Track down every line below that holds "Ligi" and copy it.

==== Stored records ====

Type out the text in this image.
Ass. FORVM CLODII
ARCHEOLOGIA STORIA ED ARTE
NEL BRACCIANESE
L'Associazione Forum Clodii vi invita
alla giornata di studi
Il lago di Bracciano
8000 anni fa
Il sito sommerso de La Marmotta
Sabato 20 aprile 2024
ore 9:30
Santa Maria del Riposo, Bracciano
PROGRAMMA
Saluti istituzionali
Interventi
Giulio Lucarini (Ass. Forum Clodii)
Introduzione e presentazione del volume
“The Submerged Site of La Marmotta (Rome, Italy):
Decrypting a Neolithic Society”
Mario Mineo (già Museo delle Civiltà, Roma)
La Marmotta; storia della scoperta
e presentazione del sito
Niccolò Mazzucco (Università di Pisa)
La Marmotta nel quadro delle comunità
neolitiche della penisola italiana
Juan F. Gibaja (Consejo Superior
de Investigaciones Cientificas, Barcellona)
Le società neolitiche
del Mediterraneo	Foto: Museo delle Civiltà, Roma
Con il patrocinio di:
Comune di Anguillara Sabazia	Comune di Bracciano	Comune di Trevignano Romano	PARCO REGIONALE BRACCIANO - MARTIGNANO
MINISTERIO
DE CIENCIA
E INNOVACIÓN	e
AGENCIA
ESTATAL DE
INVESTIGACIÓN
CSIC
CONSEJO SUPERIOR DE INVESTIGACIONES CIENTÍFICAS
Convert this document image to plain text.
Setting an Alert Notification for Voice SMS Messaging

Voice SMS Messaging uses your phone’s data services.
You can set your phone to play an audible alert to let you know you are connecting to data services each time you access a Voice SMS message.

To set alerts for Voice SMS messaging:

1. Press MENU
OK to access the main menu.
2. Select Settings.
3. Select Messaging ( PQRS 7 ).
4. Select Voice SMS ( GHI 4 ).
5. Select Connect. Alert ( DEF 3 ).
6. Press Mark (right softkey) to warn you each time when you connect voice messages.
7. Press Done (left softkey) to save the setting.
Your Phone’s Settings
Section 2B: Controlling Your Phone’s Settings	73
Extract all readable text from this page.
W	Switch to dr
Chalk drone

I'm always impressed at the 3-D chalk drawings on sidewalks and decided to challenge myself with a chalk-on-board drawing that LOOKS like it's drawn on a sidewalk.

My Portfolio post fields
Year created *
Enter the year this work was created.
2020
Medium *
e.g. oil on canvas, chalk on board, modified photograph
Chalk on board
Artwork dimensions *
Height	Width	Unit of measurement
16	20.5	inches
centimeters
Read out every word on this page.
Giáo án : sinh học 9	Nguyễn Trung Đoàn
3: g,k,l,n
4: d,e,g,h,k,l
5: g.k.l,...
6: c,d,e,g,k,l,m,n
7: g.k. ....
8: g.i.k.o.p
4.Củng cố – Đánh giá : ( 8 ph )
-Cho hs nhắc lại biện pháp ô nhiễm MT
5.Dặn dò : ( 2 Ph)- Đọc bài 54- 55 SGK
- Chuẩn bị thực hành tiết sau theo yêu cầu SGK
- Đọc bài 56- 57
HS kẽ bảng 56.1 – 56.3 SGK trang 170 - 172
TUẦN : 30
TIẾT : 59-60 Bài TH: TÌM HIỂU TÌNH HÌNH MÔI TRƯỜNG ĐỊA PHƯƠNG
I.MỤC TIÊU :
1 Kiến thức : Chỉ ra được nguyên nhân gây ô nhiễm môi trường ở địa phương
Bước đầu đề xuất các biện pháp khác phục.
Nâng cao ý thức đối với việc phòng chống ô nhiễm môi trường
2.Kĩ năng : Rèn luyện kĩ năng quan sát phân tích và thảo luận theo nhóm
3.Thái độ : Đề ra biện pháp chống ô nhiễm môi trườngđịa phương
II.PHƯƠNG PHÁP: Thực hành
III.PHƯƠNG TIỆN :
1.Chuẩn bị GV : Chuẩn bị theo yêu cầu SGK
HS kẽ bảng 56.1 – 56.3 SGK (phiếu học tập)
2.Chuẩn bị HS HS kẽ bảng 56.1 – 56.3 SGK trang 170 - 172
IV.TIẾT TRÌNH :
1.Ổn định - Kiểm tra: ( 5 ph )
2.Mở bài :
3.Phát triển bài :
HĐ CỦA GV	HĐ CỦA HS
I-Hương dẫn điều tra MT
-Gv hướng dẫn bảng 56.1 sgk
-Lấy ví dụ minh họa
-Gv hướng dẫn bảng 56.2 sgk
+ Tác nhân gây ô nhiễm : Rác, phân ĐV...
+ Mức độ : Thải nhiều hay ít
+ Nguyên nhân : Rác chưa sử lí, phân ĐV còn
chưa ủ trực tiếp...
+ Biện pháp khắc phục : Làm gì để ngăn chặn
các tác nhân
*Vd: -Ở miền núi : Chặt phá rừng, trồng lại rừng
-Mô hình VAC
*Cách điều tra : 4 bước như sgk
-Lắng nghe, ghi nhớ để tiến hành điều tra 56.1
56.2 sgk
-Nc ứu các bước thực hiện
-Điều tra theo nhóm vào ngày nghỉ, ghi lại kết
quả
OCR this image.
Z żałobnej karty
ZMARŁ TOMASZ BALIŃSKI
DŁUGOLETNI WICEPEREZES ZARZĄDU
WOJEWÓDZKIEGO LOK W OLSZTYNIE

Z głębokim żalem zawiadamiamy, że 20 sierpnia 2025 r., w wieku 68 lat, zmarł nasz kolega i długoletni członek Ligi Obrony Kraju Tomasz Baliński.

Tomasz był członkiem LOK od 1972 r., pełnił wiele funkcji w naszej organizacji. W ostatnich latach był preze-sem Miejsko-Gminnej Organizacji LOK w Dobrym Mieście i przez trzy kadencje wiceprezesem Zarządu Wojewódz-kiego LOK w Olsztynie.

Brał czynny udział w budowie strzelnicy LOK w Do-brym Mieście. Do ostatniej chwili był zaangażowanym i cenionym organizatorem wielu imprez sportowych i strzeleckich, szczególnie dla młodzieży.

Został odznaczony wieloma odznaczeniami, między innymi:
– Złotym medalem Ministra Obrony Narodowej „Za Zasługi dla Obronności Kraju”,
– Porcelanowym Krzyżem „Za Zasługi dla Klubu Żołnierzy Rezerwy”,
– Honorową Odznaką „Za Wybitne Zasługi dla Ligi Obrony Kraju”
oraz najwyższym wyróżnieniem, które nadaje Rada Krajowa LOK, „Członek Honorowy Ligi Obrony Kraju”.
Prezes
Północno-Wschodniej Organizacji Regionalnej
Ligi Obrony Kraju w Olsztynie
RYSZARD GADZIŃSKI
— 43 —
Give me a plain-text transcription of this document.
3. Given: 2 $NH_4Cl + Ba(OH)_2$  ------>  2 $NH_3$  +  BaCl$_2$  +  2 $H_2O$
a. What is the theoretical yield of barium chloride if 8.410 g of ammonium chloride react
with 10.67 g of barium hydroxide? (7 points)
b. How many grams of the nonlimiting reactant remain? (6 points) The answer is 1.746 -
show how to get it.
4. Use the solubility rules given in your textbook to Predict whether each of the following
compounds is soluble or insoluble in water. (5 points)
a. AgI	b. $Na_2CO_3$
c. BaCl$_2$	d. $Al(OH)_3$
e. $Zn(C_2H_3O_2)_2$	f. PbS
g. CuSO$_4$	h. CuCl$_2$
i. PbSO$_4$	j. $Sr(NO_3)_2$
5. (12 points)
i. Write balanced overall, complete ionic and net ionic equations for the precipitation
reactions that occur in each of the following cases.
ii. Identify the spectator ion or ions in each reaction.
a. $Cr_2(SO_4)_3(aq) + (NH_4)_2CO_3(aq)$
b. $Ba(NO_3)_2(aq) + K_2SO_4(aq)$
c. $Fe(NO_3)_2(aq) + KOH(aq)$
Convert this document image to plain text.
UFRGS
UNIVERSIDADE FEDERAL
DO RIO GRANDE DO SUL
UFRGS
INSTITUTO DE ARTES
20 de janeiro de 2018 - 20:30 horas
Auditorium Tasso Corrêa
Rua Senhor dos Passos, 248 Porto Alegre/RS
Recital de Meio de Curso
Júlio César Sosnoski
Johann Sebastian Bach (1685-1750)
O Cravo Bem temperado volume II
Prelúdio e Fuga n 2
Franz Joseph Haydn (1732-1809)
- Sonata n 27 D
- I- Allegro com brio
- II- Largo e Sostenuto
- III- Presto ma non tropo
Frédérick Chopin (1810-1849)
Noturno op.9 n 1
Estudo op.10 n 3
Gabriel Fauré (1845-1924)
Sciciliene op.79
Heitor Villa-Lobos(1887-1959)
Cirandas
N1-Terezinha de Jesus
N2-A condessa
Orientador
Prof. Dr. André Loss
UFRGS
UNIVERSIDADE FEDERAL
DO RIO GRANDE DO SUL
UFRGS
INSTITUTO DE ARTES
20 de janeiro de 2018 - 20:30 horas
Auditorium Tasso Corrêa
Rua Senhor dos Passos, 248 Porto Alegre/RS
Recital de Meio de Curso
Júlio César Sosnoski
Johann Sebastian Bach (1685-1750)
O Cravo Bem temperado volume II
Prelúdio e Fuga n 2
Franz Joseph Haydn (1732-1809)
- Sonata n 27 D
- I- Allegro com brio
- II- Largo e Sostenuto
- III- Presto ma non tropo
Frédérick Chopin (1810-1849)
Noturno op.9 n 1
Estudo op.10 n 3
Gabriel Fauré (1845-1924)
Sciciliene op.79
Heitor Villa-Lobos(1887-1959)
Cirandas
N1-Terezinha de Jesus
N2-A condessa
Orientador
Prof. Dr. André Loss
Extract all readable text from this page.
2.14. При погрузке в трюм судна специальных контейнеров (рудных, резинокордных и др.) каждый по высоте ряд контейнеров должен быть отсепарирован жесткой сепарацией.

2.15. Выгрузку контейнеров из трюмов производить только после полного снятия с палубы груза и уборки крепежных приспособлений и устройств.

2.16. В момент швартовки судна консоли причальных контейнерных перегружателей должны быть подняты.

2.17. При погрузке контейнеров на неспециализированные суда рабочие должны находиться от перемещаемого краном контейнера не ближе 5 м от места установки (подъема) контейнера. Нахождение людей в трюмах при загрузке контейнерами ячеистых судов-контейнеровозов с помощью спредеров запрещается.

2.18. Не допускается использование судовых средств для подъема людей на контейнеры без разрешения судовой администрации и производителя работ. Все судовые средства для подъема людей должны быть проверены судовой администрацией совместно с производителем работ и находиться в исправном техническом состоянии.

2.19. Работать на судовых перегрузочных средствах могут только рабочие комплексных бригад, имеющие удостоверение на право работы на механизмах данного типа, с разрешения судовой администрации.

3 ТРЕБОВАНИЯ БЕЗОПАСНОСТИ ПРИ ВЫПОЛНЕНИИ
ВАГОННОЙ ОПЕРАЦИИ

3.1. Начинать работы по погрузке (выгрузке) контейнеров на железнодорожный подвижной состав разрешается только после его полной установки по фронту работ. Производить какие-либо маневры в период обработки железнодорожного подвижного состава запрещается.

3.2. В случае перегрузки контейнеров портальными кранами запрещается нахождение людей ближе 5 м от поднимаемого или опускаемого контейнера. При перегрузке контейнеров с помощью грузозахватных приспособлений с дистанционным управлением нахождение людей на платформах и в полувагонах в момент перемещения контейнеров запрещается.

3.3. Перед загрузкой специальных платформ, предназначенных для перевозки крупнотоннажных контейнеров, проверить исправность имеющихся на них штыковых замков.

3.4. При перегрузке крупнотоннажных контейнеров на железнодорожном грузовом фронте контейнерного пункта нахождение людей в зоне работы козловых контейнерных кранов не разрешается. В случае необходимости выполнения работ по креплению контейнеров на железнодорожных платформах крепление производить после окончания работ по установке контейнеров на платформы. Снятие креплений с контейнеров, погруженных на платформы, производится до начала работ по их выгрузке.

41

====

The reply
Z głębokim żalem zawiadamiamy, że 20 sierpnia 2025 r., w wieku 68 lat, zmarł nasz kolega i długoletni członek Ligi Obrony Kraju Tomasz Baliński.
– Honorową Odznaką „Za Wybitne Zasługi dla Ligi Obrony Kraju”
oraz najwyższym wyróżnieniem, które nadaje Rada Krajowa LOK, „Członek Honorowy Ligi Obrony Kraju”.
Ligi Obrony Kraju w Olsztynie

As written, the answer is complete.